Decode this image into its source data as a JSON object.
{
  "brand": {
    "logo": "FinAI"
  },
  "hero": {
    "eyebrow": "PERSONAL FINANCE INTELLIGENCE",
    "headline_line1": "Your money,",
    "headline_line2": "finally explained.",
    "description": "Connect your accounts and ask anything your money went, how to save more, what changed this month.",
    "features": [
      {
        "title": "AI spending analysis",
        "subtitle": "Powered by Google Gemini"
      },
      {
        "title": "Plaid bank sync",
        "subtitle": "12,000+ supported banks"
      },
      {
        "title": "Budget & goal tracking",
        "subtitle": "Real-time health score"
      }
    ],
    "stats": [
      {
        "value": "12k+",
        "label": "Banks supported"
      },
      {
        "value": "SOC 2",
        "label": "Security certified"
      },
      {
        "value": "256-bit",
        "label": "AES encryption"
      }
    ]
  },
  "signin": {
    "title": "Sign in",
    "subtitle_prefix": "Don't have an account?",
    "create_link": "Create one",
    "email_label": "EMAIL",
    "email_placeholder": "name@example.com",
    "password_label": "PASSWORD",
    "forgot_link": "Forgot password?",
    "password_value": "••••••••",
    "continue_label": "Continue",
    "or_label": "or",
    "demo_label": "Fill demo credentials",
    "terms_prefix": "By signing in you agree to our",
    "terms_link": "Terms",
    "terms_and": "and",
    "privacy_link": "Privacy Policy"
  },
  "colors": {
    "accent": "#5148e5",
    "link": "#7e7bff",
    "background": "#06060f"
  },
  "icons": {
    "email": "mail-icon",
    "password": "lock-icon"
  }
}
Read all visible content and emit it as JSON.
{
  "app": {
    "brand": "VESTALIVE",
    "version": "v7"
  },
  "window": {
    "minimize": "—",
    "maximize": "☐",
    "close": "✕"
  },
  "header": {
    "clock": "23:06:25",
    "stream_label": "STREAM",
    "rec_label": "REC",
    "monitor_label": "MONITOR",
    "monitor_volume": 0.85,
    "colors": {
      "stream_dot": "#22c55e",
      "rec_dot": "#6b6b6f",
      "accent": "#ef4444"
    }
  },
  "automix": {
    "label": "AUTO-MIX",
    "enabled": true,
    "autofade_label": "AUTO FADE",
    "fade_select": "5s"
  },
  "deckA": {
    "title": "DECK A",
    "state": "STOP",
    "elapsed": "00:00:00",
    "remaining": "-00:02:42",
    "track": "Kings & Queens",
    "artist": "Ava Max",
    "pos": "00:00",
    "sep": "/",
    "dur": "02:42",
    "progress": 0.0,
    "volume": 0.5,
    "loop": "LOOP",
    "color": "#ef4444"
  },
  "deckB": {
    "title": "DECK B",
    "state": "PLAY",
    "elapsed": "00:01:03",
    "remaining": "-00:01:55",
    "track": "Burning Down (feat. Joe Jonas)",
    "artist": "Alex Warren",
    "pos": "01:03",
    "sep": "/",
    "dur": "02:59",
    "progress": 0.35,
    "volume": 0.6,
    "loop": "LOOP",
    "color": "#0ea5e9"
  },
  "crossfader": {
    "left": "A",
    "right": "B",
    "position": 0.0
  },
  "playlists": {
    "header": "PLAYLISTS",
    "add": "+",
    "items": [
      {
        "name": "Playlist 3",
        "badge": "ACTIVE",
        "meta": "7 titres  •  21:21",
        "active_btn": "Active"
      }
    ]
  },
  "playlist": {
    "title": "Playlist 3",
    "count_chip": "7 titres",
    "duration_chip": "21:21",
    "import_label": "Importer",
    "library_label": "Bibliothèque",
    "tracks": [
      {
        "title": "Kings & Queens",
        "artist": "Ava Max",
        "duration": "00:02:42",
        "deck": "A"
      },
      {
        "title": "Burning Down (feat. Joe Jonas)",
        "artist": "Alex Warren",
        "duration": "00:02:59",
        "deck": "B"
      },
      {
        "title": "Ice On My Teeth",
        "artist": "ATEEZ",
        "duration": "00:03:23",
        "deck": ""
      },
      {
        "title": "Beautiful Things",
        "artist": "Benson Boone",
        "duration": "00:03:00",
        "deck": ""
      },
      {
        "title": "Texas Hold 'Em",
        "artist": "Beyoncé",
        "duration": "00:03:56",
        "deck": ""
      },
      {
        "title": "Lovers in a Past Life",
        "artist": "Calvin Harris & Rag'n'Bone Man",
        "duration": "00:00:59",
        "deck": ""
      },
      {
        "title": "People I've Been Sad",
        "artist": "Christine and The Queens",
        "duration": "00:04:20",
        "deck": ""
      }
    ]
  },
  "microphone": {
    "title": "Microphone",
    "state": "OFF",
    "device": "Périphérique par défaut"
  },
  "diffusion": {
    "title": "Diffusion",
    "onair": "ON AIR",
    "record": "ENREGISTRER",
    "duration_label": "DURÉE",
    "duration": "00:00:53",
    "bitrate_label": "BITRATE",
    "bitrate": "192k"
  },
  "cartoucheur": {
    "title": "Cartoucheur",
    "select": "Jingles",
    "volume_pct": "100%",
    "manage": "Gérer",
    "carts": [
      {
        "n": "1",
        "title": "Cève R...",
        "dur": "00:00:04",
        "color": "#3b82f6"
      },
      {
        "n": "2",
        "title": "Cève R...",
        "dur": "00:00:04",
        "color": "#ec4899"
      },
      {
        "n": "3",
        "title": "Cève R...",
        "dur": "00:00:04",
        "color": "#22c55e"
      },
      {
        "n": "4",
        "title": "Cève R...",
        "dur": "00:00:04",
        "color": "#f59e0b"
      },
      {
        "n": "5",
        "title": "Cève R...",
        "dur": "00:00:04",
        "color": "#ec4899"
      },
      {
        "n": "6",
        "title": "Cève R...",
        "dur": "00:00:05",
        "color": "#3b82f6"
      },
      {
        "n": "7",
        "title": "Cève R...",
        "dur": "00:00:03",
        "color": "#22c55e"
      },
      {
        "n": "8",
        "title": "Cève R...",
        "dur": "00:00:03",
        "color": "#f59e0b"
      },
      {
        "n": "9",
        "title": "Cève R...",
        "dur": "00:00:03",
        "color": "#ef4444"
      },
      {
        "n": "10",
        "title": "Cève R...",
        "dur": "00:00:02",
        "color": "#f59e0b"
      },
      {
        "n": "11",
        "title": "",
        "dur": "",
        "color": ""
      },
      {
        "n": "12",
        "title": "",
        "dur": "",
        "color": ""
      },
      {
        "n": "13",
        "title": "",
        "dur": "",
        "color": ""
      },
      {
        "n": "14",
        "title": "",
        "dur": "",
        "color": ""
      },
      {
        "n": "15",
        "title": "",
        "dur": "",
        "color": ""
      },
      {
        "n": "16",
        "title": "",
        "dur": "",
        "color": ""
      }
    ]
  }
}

◆ Written exercise: Your task is to print the whole listing again exactly.

◆ Correct result:
Decode this image into its source data as a JSON object.
{
  "brand": {
    "logo": "FinAI"
  },
  "hero": {
    "eyebrow": "PERSONAL FINANCE INTELLIGENCE",
    "headline_line1": "Your money,",
    "headline_line2": "finally explained.",
    "description": "Connect your accounts and ask anything your money went, how to save more, what changed this month.",
    "features": [
      {
        "title": "AI spending analysis",
        "subtitle": "Powered by Google Gemini"
      },
      {
        "title": "Plaid bank sync",
        "subtitle": "12,000+ supported banks"
      },
      {
        "title": "Budget & goal tracking",
        "subtitle": "Real-time health score"
      }
    ],
    "stats": [
      {
        "value": "12k+",
        "label": "Banks supported"
      },
      {
        "value": "SOC 2",
        "label": "Security certified"
      },
      {
        "value": "256-bit",
        "label": "AES encryption"
      }
    ]
  },
  "signin": {
    "title": "Sign in",
    "subtitle_prefix": "Don't have an account?",
    "create_link": "Create one",
    "email_label": "EMAIL",
    "email_placeholder": "name@example.com",
    "password_label": "PASSWORD",
    "forgot_link": "Forgot password?",
    "password_value": "••••••••",
    "continue_label": "Continue",
    "or_label": "or",
    "demo_label": "Fill demo credentials",
    "terms_prefix": "By signing in you agree to our",
    "terms_link": "Terms",
    "terms_and": "and",
    "privacy_link": "Privacy Policy"
  },
  "colors": {
    "accent": "#5148e5",
    "link": "#7e7bff",
    "background": "#06060f"
  },
  "icons": {
    "email": "mail-icon",
    "password": "lock-icon"
  }
}
Read all visible content and emit it as JSON.
{
  "app": {
    "brand": "VESTALIVE",
    "version": "v7"
  },
  "window": {
    "minimize": "—",
    "maximize": "☐",
    "close": "✕"
  },
  "header": {
    "clock": "23:06:25",
    "stream_label": "STREAM",
    "rec_label": "REC",
    "monitor_label": "MONITOR",
    "monitor_volume": 0.85,
    "colors": {
      "stream_dot": "#22c55e",
      "rec_dot": "#6b6b6f",
      "accent": "#ef4444"
    }
  },
  "automix": {
    "label": "AUTO-MIX",
    "enabled": true,
    "autofade_label": "AUTO FADE",
    "fade_select": "5s"
  },
  "deckA": {
    "title": "DECK A",
    "state": "STOP",
    "elapsed": "00:00:00",
    "remaining": "-00:02:42",
    "track": "Kings & Queens",
    "artist": "Ava Max",
    "pos": "00:00",
    "sep": "/",
    "dur": "02:42",
    "progress": 0.0,
    "volume": 0.5,
    "loop": "LOOP",
    "color": "#ef4444"
  },
  "deckB": {
    "title": "DECK B",
    "state": "PLAY",
    "elapsed": "00:01:03",
    "remaining": "-00:01:55",
    "track": "Burning Down (feat. Joe Jonas)",
    "artist": "Alex Warren",
    "pos": "01:03",
    "sep": "/",
    "dur": "02:59",
    "progress": 0.35,
    "volume": 0.6,
    "loop": "LOOP",
    "color": "#0ea5e9"
  },
  "crossfader": {
    "left": "A",
    "right": "B",
    "position": 0.0
  },
  "playlists": {
    "header": "PLAYLISTS",
    "add": "+",
    "items": [
      {
        "name": "Playlist 3",
        "badge": "ACTIVE",
        "meta": "7 titres  •  21:21",
        "active_btn": "Active"
      }
    ]
  },
  "playlist": {
    "title": "Playlist 3",
    "count_chip": "7 titres",
    "duration_chip": "21:21",
    "import_label": "Importer",
    "library_label": "Bibliothèque",
    "tracks": [
      {
        "title": "Kings & Queens",
        "artist": "Ava Max",
        "duration": "00:02:42",
        "deck": "A"
      },
      {
        "title": "Burning Down (feat. Joe Jonas)",
        "artist": "Alex Warren",
        "duration": "00:02:59",
        "deck": "B"
      },
      {
        "title": "Ice On My Teeth",
        "artist": "ATEEZ",
        "duration": "00:03:23",
        "deck": ""
      },
      {
        "title": "Beautiful Things",
        "artist": "Benson Boone",
        "duration": "00:03:00",
        "deck": ""
      },
      {
        "title": "Texas Hold 'Em",
        "artist": "Beyoncé",
        "duration": "00:03:56",
        "deck": ""
      },
      {
        "title": "Lovers in a Past Life",
        "artist": "Calvin Harris & Rag'n'Bone Man",
        "duration": "00:00:59",
        "deck": ""
      },
      {
        "title": "People I've Been Sad",
        "artist": "Christine and The Queens",
        "duration": "00:04:20",
        "deck": ""
      }
    ]
  },
  "microphone": {
    "title": "Microphone",
    "state": "OFF",
    "device": "Périphérique par défaut"
  },
  "diffusion": {
    "title": "Diffusion",
    "onair": "ON AIR",
    "record": "ENREGISTRER",
    "duration_label": "DURÉE",
    "duration": "00:00:53",
    "bitrate_label": "BITRATE",
    "bitrate": "192k"
  },
  "cartoucheur": {
    "title": "Cartoucheur",
    "select": "Jingles",
    "volume_pct": "100%",
    "manage": "Gérer",
    "carts": [
      {
        "n": "1",
        "title": "Cève R...",
        "dur": "00:00:04",
        "color": "#3b82f6"
      },
      {
        "n": "2",
        "title": "Cève R...",
        "dur": "00:00:04",
        "color": "#ec4899"
      },
      {
        "n": "3",
        "title": "Cève R...",
        "dur": "00:00:04",
        "color": "#22c55e"
      },
      {
        "n": "4",
        "title": "Cève R...",
        "dur": "00:00:04",
        "color": "#f59e0b"
      },
      {
        "n": "5",
        "title": "Cève R...",
        "dur": "00:00:04",
        "color": "#ec4899"
      },
      {
        "n": "6",
        "title": "Cève R...",
        "dur": "00:00:05",
        "color": "#3b82f6"
      },
      {
        "n": "7",
        "title": "Cève R...",
        "dur": "00:00:03",
        "color": "#22c55e"
      },
      {
        "n": "8",
        "title": "Cève R...",
        "dur": "00:00:03",
        "color": "#f59e0b"
      },
      {
        "n": "9",
        "title": "Cève R...",
        "dur": "00:00:03",
        "color": "#ef4444"
      },
      {
        "n": "10",
        "title": "Cève R...",
        "dur": "00:00:02",
        "color": "#f59e0b"
      },
      {
        "n": "11",
        "title": "",
        "dur": "",
        "color": ""
      },
      {
        "n": "12",
        "title": "",
        "dur": "",
        "color": ""
      },
      {
        "n": "13",
        "title": "",
        "dur": "",
        "color": ""
      },
      {
        "n": "14",
        "title": "",
        "dur": "",
        "color": ""
      },
      {
        "n": "15",
        "title": "",
        "dur": "",
        "color": ""
      },
      {
        "n": "16",
        "title": "",
        "dur": "",
        "color": ""
      }
    ]
  }
}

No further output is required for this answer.